Improcedibilità per pagamento in misura ridotta del payback dispositivi medici (TAR Lazio n. 4335 del 09.03.2026)
Principi di diritto (Massima)
È improcedibile per sopravvenuto difetto di interesse il ricorso giurisdizionale avverso gli atti di ripiano del superamento del tetto di spesa per i dispositivi medici, allorché la parte ricorrente, con dichiarazione univoca depositata in giudizio, attesti di aver provveduto al pagamento delle quote asseritamente dovute nella misura ridotta stabilita dal decreto-legge n. 95/2025. Il pagamento in conformità alla disciplina successiva e alla sentenza della Corte costituzionale n. 139/2024 priva la parte di un interesse attuale e concreto alla definizione del merito della controversia, imponendo al giudice, in applicazione dell’art. 35, comma 1, lett. c), cod. proc. amm., una declaratoria di improcedibilità, anche in omaggio al principio dispositivo. La particolarità delle questioni sottostanti il giudizio può giustificare l’integrale compensazione delle spese di lite.

- [Materiale fornito]:

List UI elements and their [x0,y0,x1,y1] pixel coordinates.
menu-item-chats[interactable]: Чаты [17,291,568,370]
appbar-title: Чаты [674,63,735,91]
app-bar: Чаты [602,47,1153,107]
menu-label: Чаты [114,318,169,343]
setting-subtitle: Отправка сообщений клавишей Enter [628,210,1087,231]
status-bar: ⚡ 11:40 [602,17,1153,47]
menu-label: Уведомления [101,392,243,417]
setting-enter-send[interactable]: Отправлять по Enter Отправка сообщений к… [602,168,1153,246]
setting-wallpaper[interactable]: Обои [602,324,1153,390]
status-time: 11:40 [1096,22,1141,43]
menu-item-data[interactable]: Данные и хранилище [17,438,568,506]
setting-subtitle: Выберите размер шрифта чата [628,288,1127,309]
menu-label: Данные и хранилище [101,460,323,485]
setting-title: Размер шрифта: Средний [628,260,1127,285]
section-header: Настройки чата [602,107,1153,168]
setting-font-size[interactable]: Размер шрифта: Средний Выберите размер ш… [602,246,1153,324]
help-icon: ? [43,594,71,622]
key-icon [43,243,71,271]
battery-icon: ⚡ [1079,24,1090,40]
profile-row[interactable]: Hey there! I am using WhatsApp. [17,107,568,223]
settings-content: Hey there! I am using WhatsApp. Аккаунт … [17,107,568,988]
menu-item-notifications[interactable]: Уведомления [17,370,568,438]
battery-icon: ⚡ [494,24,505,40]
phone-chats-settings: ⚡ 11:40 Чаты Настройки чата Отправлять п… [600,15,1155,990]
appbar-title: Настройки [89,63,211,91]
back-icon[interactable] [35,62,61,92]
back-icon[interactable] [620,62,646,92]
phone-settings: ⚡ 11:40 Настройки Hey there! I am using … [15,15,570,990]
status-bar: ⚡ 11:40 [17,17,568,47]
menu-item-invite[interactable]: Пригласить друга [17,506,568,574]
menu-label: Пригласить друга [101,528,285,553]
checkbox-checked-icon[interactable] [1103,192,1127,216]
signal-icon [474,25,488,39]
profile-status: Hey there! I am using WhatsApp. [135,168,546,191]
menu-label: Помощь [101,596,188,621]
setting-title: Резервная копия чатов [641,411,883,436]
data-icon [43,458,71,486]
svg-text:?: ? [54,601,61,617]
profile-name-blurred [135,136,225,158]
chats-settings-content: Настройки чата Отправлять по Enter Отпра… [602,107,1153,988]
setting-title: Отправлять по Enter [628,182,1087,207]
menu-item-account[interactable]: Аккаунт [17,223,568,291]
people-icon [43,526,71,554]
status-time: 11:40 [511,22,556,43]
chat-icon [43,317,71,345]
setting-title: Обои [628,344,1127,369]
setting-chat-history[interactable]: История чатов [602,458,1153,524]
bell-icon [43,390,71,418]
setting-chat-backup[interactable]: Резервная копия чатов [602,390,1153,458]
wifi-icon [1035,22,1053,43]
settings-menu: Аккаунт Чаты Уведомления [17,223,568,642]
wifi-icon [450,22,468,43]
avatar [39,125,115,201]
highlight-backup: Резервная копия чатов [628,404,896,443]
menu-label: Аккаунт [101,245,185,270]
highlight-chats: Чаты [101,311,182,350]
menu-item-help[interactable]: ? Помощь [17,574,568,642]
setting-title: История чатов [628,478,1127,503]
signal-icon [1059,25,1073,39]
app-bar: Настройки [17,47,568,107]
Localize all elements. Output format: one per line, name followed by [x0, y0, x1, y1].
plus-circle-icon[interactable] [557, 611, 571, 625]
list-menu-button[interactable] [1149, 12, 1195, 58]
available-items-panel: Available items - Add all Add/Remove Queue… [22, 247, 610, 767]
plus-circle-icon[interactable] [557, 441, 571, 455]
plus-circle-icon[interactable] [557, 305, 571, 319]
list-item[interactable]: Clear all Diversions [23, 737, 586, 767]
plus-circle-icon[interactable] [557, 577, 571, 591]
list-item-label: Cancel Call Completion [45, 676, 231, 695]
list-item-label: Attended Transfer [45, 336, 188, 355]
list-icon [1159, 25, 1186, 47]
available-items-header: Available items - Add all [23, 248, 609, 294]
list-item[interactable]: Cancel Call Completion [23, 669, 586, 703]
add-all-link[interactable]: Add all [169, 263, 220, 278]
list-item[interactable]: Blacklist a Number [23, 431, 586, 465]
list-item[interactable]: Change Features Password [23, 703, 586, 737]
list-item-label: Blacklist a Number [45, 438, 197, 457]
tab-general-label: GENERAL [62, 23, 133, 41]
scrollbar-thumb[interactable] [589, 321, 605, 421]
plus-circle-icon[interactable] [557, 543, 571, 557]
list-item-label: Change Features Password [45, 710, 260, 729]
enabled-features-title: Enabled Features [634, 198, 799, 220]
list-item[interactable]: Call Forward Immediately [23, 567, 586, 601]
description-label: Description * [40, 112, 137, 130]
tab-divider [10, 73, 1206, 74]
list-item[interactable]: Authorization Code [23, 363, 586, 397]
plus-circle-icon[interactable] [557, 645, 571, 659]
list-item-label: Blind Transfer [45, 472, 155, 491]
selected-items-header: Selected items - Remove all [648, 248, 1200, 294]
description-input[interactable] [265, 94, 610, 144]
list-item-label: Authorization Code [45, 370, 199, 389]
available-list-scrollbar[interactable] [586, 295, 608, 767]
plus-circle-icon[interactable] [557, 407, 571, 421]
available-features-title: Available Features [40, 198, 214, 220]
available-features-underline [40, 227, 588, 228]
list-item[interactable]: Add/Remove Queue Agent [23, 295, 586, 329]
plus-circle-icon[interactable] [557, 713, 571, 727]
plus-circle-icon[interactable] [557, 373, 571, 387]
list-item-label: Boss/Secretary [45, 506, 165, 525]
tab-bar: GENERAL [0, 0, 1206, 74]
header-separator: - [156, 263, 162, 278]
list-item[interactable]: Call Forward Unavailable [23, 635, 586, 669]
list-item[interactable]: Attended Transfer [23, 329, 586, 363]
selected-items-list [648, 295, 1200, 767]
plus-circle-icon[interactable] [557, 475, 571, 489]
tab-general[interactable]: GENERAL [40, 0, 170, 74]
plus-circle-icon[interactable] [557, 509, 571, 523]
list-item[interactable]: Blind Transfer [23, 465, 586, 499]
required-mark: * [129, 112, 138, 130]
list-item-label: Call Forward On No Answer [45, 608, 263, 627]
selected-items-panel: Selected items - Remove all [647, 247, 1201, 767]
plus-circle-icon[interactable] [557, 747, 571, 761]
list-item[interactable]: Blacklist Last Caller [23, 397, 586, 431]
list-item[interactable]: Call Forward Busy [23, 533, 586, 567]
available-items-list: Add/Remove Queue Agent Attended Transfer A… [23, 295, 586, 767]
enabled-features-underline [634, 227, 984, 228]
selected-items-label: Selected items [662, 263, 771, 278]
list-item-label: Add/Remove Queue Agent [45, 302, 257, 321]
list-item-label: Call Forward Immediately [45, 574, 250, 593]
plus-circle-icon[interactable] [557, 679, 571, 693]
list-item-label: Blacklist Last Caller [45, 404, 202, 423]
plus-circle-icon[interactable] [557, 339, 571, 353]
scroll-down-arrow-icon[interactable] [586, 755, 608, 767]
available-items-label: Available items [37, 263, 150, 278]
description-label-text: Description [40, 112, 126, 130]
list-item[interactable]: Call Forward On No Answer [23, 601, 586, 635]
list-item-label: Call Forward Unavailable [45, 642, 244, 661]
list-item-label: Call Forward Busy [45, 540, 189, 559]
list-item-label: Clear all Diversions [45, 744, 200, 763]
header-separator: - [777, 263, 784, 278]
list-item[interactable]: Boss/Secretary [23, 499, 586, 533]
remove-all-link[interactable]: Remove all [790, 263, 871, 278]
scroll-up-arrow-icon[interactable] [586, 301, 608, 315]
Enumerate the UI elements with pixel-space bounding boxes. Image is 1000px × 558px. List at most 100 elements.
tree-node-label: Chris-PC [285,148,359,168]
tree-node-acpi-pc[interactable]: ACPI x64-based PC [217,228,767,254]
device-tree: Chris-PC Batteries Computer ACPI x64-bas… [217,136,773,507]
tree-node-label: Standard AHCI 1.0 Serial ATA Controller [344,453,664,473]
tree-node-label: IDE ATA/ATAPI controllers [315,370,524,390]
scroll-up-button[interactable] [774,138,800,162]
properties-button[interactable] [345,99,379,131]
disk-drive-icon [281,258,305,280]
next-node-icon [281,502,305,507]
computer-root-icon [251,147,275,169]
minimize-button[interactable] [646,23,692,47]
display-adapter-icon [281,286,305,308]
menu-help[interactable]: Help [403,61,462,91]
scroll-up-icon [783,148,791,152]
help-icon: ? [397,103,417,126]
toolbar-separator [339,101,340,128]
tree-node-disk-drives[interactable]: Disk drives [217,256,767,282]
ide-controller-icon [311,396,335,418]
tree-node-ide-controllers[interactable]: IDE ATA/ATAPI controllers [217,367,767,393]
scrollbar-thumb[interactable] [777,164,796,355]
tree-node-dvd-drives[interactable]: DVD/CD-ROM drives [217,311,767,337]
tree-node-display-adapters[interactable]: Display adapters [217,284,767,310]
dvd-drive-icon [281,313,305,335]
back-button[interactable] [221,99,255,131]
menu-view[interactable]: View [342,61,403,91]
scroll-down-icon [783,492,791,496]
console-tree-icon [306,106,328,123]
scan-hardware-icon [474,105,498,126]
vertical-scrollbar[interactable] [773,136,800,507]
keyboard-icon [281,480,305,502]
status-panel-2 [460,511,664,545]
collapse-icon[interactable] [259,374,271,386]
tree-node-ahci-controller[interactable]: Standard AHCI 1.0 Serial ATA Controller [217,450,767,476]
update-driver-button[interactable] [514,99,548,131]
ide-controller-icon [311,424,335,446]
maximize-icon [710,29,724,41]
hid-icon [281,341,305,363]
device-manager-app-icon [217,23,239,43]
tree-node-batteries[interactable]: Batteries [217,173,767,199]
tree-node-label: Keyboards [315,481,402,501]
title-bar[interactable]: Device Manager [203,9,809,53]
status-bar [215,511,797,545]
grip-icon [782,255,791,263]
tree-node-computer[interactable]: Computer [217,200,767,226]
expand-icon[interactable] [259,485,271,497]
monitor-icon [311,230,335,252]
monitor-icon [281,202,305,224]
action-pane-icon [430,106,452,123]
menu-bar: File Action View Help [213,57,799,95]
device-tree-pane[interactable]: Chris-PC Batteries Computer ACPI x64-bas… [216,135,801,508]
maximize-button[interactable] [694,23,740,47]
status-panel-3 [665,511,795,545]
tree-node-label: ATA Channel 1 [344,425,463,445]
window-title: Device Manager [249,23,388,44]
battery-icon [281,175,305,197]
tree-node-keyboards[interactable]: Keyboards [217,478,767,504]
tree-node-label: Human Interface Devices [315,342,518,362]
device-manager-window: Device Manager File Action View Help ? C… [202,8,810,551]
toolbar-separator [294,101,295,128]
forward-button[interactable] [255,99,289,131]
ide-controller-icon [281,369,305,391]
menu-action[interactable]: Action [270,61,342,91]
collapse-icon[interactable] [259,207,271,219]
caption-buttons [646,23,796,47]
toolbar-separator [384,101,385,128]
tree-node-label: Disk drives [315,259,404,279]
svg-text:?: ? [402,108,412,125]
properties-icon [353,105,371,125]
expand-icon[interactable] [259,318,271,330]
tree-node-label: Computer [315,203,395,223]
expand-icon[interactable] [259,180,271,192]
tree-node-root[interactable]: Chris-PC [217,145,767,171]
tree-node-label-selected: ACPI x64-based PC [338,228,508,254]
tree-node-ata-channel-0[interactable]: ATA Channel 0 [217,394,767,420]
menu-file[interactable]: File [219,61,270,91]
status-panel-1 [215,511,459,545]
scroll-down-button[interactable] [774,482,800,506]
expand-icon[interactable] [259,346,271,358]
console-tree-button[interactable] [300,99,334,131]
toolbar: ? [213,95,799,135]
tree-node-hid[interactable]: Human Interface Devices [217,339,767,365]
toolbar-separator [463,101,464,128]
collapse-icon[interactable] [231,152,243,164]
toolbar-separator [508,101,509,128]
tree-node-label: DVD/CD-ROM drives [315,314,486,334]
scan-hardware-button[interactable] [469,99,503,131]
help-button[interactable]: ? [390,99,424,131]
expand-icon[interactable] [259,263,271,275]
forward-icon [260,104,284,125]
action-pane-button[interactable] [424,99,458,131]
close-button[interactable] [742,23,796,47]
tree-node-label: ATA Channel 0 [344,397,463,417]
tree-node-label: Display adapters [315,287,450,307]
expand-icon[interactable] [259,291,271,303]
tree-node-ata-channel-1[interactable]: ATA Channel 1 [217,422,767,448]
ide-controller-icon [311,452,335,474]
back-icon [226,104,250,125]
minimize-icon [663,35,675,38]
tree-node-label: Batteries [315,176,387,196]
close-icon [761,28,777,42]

- [Obiettivo del compito]:
Rispondi alle seguenti domande sull'estratto relativo al payback dei dispositivi medici.
(a) Quale decreto-legge stabilisce la misura ridotta del pagamento?
(b) In applicazione di quale disposizione del codice del processo amministrativo il giudice dichiara l'improcedibilità?
(c) Che cosa può giustificare l'integrale compensazione delle spese di lite?

- [Soluzione del problema]:
(a) Il decreto-legge n. 95/2025.
(b) L'art. 35, comma 1, lett. c), cod. proc. amm.
(c) La particolarità delle questioni sottostanti il giudizio.